_INSTRUCTIONS TO FOLLOW_
Reproduce these lines of the material verbatim, beginning with the line that contains "feature-caption-loop-to-hang: Loop to" and ending after the line that contains "Extract all elements".
** START OF PROVIDED RECORDS **
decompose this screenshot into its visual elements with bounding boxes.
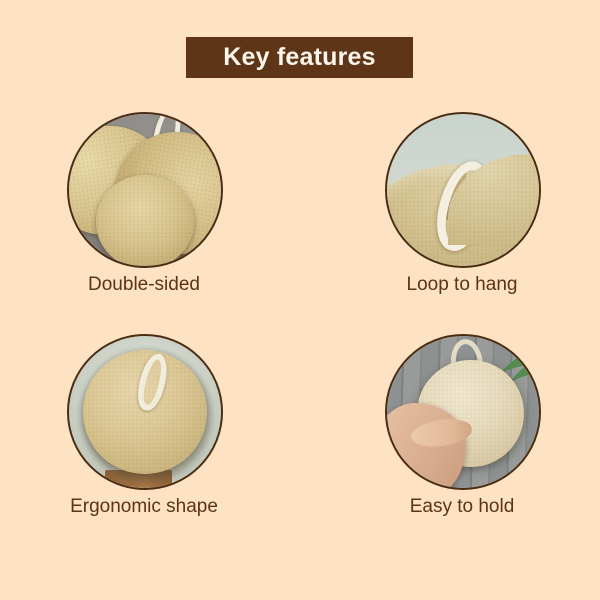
feature-caption-loop-to-hang: Loop to hang	[312, 273, 600, 297]
ergonomic-round-pad-photo	[67, 334, 223, 490]
double-sided-loofah-pads-photo	[67, 112, 223, 268]
key-features-banner: Key features	[186, 37, 413, 78]
hand-holding-loofah-photo	[385, 334, 541, 490]
photo-inner	[387, 336, 539, 488]
key-features-infographic: Key features	[0, 0, 600, 600]
loofah-pad-front	[96, 175, 193, 266]
feature-cell-ergonomic-shape: Ergonomic shape	[0, 332, 300, 562]
feature-cell-easy-to-hold: Easy to hold	[300, 332, 600, 562]
feature-grid: Double-sided	[0, 110, 600, 570]
feature-cell-double-sided: Double-sided	[0, 110, 300, 340]
photo-inner	[387, 114, 539, 266]
hanging-loop-closeup-photo	[385, 112, 541, 268]
feature-thumbnail-wrap	[385, 112, 541, 268]
loofah-texture	[96, 175, 193, 266]
photo-inner	[69, 336, 221, 488]
feature-cell-loop-to-hang: Loop to hang	[300, 110, 600, 340]
feature-thumbnail-wrap	[67, 112, 223, 268]
page-title: Key features	[223, 45, 375, 70]
feature-caption-easy-to-hold: Easy to hold	[312, 495, 600, 519]
photo-inner	[69, 114, 221, 266]
feature-caption-double-sided: Double-sided	[0, 273, 294, 297]
feature-thumbnail-wrap	[385, 334, 541, 490]
feature-caption-ergonomic-shape: Ergonomic shape	[0, 495, 294, 519]
feature-thumbnail-wrap	[67, 334, 223, 490]
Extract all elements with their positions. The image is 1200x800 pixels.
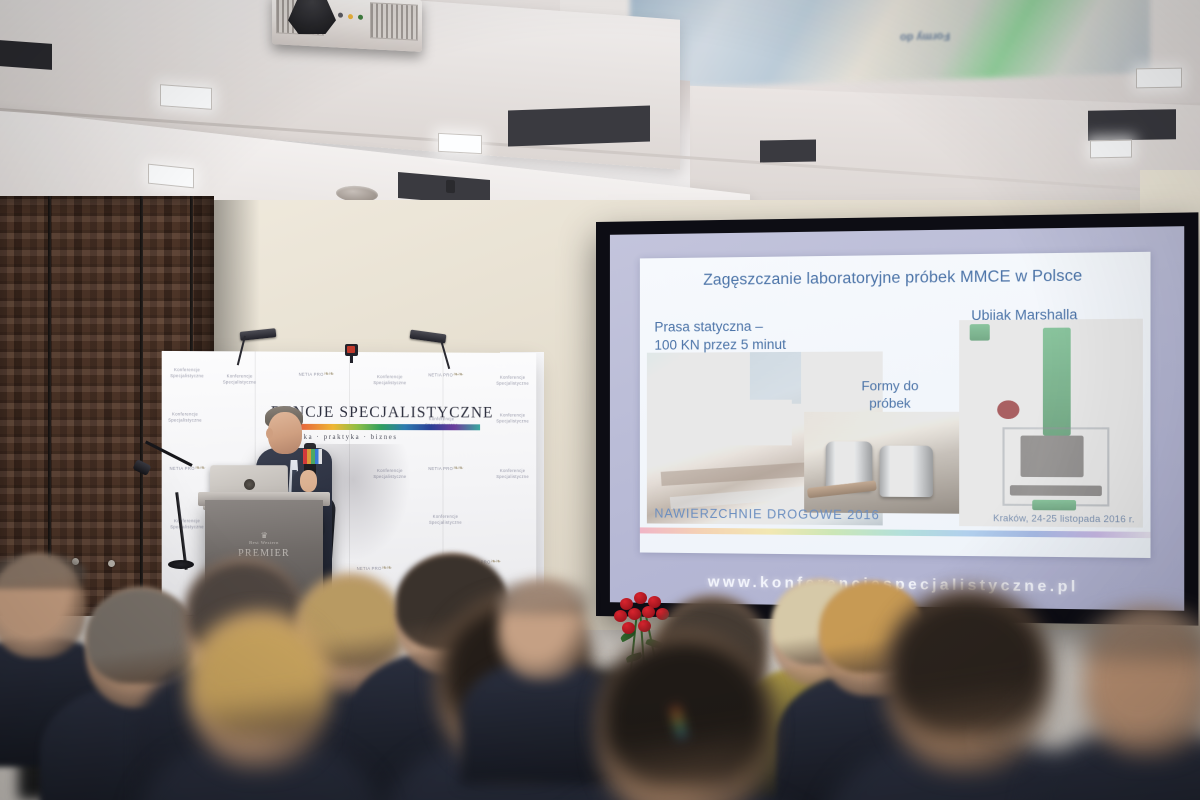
microphone-flag <box>303 449 322 464</box>
backdrop-sponsor-logo: Konferencje Specjalistyczne <box>492 468 533 481</box>
projector-vent <box>370 2 418 41</box>
ceiling-vent <box>508 106 650 147</box>
speaker-head <box>268 412 302 454</box>
audience <box>0 520 1200 800</box>
projector-mount <box>288 0 336 34</box>
emergency-stop-button <box>997 401 1019 420</box>
backdrop-tagline: nauka · praktyka · biznes <box>289 434 478 441</box>
head-11-hair <box>888 592 1048 736</box>
backdrop-sponsor-logo: NETIA PRO❧❧ <box>425 370 467 381</box>
head-14-hair <box>600 636 770 788</box>
presentation-slide: Zagęszczanie laboratoryjne próbek MMCE w… <box>640 252 1151 559</box>
backdrop-sponsor-logo: Konferencje Specjalistyczne <box>218 373 260 386</box>
projector-led <box>348 14 353 19</box>
ceiling-vent <box>760 140 816 163</box>
slide-label-molds: Formy do próbek <box>819 378 962 413</box>
backdrop-sponsor-logo: Konferencje Specjalistyczne <box>369 374 411 387</box>
head-13-hair <box>498 580 588 614</box>
ceiling-light <box>1090 140 1132 159</box>
backdrop-sponsor-logo: Konferencje Specjalistyczne <box>492 375 533 388</box>
ceiling-light <box>438 133 482 154</box>
photo-marshall-compactor <box>959 319 1142 528</box>
head-2-hair <box>86 588 196 684</box>
projector-led <box>358 15 363 20</box>
conference-photo: Formy do Zag <box>0 0 1200 800</box>
speaker-hand <box>300 470 317 492</box>
projector-led <box>338 13 343 18</box>
banner-camera-stand <box>350 355 353 363</box>
press-part <box>749 352 801 404</box>
ceiling-vent <box>0 40 52 70</box>
backdrop-sponsor-logo: NETIA PRO❧❧ <box>295 370 337 381</box>
speaker-ear <box>266 428 273 439</box>
backdrop-sponsor-logo: Konferencje Specjalistyczne <box>166 367 209 380</box>
head-1-hair <box>0 554 86 589</box>
press-part <box>679 356 709 432</box>
head-7-hair <box>192 616 328 738</box>
press-part <box>712 400 792 445</box>
molds-label-line1: Formy do <box>819 378 962 396</box>
compactor-base <box>1010 485 1102 496</box>
ceiling-light <box>1136 68 1182 89</box>
dell-logo-icon <box>243 479 254 490</box>
backdrop-rainbow-bar <box>281 424 480 430</box>
backdrop-sponsor-logo: NETIA PRO❧❧ <box>425 464 467 474</box>
compactor-panel <box>970 324 990 341</box>
backdrop-title: RENCJE SPECJALISTYCZNE <box>271 404 536 423</box>
press-label-line1: Prasa statyczna – <box>654 317 874 336</box>
ceiling-sensor <box>446 180 455 193</box>
backdrop-sponsor-logo: Konferencje Specjalistyczne <box>164 411 207 424</box>
slide-label-press: Prasa statyczna – 100 KN przez 5 minut <box>654 317 874 354</box>
ceiling-vent <box>1088 109 1176 141</box>
slide-title: Zagęszczanie laboratoryjne próbek MMCE w… <box>659 266 1129 292</box>
backdrop-sponsor-logo: NETIA PRO❧❧ <box>166 464 209 475</box>
ceiling-light <box>160 84 212 110</box>
mold-cylinder <box>879 446 933 497</box>
compactor-column <box>1043 328 1071 436</box>
head-12-hair <box>1084 610 1200 660</box>
compactor-hammer <box>1021 436 1083 478</box>
molds-label-line2: próbek <box>819 395 962 412</box>
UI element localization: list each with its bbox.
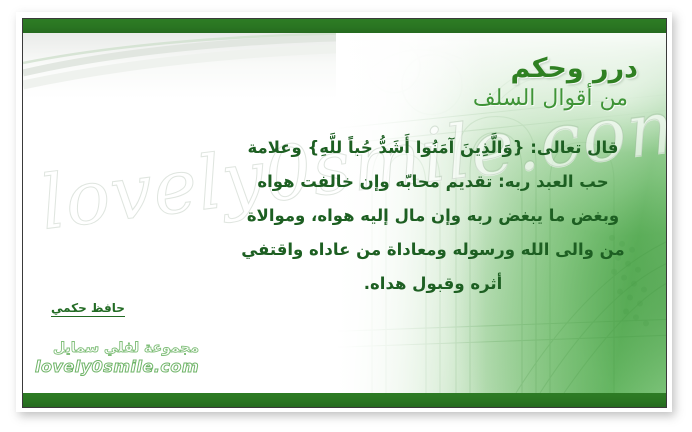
quote-author: حافظ حكمي: [51, 301, 125, 317]
quote-line: قال تعالى: {وَالَّذِينَ آمَنُوا أَشَدُّ …: [218, 131, 648, 165]
page-title: درر وحكم: [473, 53, 638, 84]
footer-signature: مجموعة لفلي سمايل lovely0smile.com: [35, 341, 199, 375]
card-inner-frame: درر وحكم من أقوال السلف lovely0smile.com…: [22, 18, 667, 408]
page-subtitle: من أقوال السلف: [473, 85, 628, 113]
greeting-card: درر وحكم من أقوال السلف lovely0smile.com…: [0, 0, 692, 432]
quote-line: وبغض ما يبغض ربه وإن مال إليه هواه، وموا…: [218, 199, 648, 233]
top-green-bar: [23, 19, 666, 33]
card-heading: درر وحكم من أقوال السلف: [473, 53, 638, 113]
footer-website[interactable]: lovely0smile.com: [35, 359, 199, 375]
bottom-green-bar: [23, 393, 666, 407]
quote-text: قال تعالى: {وَالَّذِينَ آمَنُوا أَشَدُّ …: [218, 131, 648, 301]
footer-group-name: مجموعة لفلي سمايل: [35, 341, 199, 355]
quote-line: أثره وقبول هداه.: [218, 267, 648, 301]
card-canvas: درر وحكم من أقوال السلف lovely0smile.com…: [23, 33, 666, 393]
quote-line: من والى الله ورسوله ومعاداة من عاداه واق…: [218, 233, 648, 267]
quote-line: حب العبد ربه: تقديم محابّه وإن خالفت هوا…: [218, 165, 648, 199]
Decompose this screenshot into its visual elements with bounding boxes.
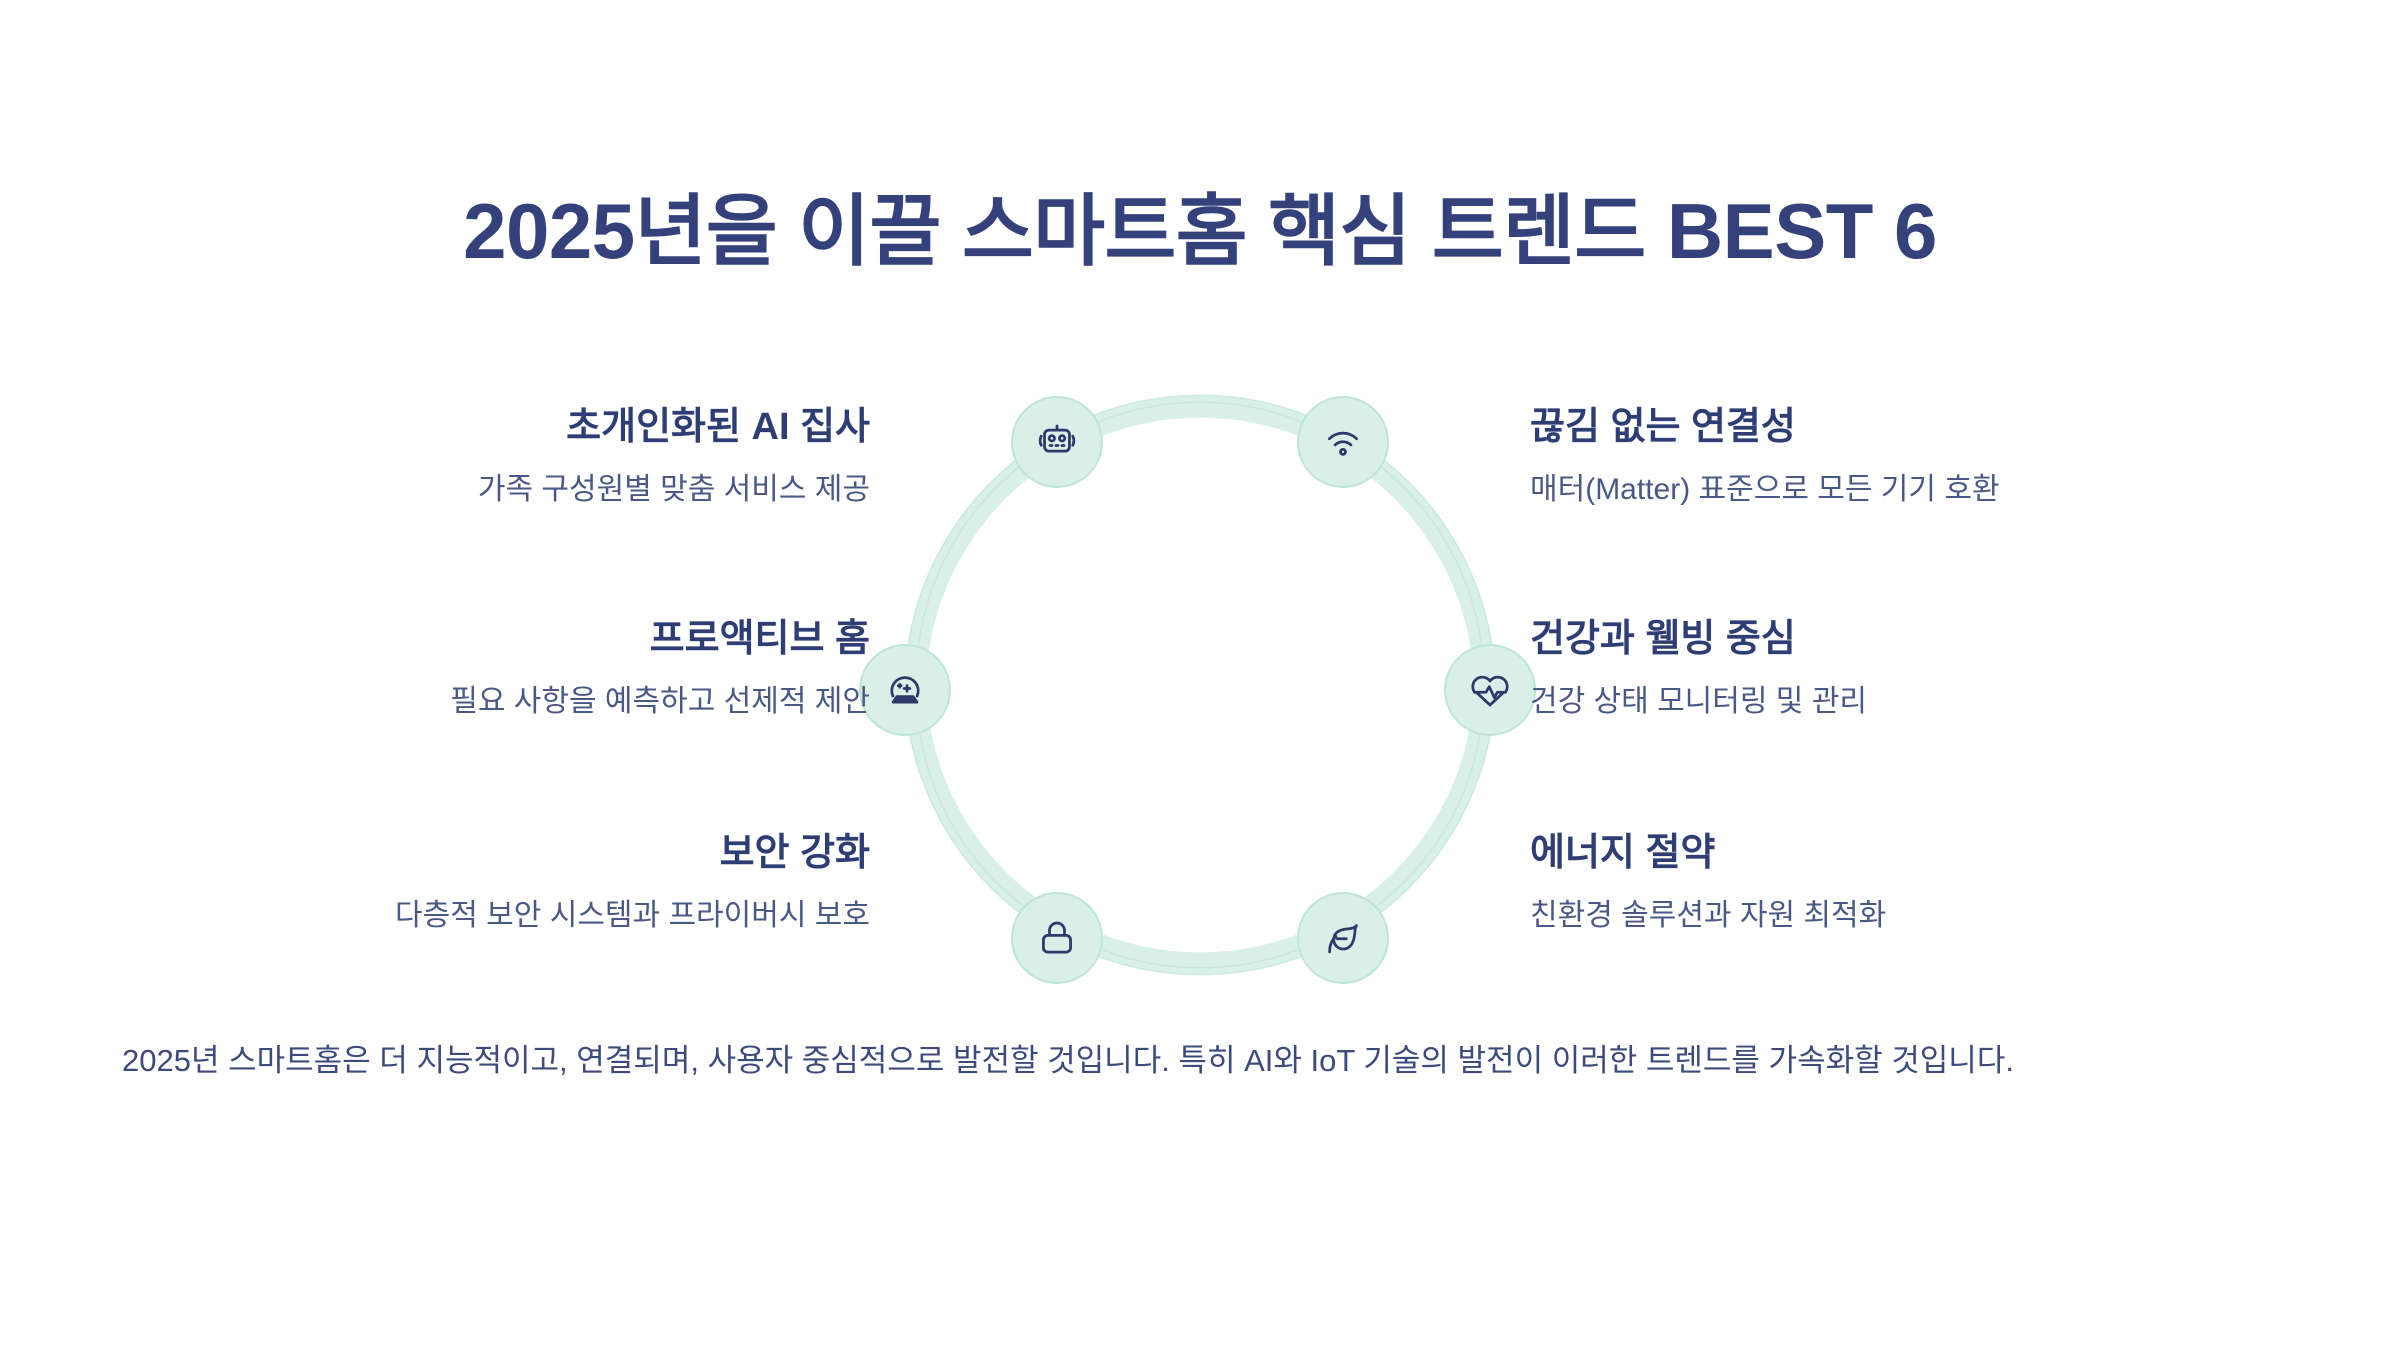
** END OF PROVIDED RECORDS **
_SOLUTION FOR THIS PROBLEM_
feature-caption-loop-to-hang: Loop to hang	[312, 273, 600, 297]
ergonomic-round-pad-photo	[67, 334, 223, 490]
double-sided-loofah-pads-photo	[67, 112, 223, 268]
key-features-banner: Key features	[186, 37, 413, 78]
hand-holding-loofah-photo	[385, 334, 541, 490]
photo-inner	[387, 336, 539, 488]
key-features-infographic: Key features	[0, 0, 600, 600]
loofah-pad-front	[96, 175, 193, 266]
feature-cell-ergonomic-shape: Ergonomic shape	[0, 332, 300, 562]
feature-cell-easy-to-hold: Easy to hold	[300, 332, 600, 562]
feature-grid: Double-sided	[0, 110, 600, 570]
feature-cell-double-sided: Double-sided	[0, 110, 300, 340]
photo-inner	[387, 114, 539, 266]
hanging-loop-closeup-photo	[385, 112, 541, 268]
feature-thumbnail-wrap	[385, 112, 541, 268]
loofah-texture	[96, 175, 193, 266]
photo-inner	[69, 336, 221, 488]
feature-cell-loop-to-hang: Loop to hang	[300, 110, 600, 340]
feature-thumbnail-wrap	[67, 112, 223, 268]
page-title: Key features	[223, 45, 375, 70]
feature-caption-easy-to-hold: Easy to hold	[312, 495, 600, 519]
photo-inner	[69, 114, 221, 266]
feature-caption-double-sided: Double-sided	[0, 273, 294, 297]
feature-thumbnail-wrap	[385, 334, 541, 490]
feature-caption-ergonomic-shape: Ergonomic shape	[0, 495, 294, 519]
feature-thumbnail-wrap	[67, 334, 223, 490]
Extract all elements with their positions. The image is 1200x800 pixels.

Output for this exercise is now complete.